CHALLENGE ::
Give only the number of lines in the records that include the string "انظر".

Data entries
★ ★ ★
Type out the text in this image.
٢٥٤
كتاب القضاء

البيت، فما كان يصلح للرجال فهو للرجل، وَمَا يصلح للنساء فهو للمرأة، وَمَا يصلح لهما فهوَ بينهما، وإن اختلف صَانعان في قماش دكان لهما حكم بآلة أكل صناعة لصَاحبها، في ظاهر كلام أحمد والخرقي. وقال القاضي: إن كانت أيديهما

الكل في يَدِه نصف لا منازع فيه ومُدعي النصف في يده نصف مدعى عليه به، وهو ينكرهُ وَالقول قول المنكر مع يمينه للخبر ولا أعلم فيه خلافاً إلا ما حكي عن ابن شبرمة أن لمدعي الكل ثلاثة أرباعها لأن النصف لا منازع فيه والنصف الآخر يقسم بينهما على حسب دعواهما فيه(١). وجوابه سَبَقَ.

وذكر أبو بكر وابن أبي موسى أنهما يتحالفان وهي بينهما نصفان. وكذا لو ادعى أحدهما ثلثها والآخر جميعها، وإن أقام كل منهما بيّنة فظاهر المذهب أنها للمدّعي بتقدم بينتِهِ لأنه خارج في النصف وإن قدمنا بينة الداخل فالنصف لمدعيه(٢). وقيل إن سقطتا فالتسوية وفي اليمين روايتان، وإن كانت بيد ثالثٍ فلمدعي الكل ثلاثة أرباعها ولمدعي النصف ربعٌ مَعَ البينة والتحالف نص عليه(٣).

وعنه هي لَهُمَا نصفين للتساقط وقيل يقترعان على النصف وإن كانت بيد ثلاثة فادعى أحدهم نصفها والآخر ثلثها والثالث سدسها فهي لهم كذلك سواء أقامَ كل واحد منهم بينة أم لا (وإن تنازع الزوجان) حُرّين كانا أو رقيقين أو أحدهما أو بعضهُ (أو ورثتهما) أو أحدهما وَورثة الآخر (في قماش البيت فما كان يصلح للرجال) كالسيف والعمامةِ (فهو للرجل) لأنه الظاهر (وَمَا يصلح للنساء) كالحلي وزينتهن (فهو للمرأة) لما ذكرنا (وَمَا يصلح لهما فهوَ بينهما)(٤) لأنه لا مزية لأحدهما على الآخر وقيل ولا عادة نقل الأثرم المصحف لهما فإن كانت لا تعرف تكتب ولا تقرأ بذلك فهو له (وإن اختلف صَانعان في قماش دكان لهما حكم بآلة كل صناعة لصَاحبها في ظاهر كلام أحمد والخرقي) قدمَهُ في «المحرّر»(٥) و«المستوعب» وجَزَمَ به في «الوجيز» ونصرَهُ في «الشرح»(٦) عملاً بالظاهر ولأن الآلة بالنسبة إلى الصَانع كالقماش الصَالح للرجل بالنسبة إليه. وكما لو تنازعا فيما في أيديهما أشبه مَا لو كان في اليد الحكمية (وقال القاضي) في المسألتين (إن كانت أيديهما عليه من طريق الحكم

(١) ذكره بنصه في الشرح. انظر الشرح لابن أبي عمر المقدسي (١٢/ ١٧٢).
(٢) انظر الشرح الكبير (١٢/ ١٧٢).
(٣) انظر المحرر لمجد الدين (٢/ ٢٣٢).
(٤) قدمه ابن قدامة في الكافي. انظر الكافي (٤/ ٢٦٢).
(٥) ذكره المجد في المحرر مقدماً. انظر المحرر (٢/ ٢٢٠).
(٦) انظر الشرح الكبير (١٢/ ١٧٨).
★ ★ ★
ANSWER TO THE EXERCISE ::
6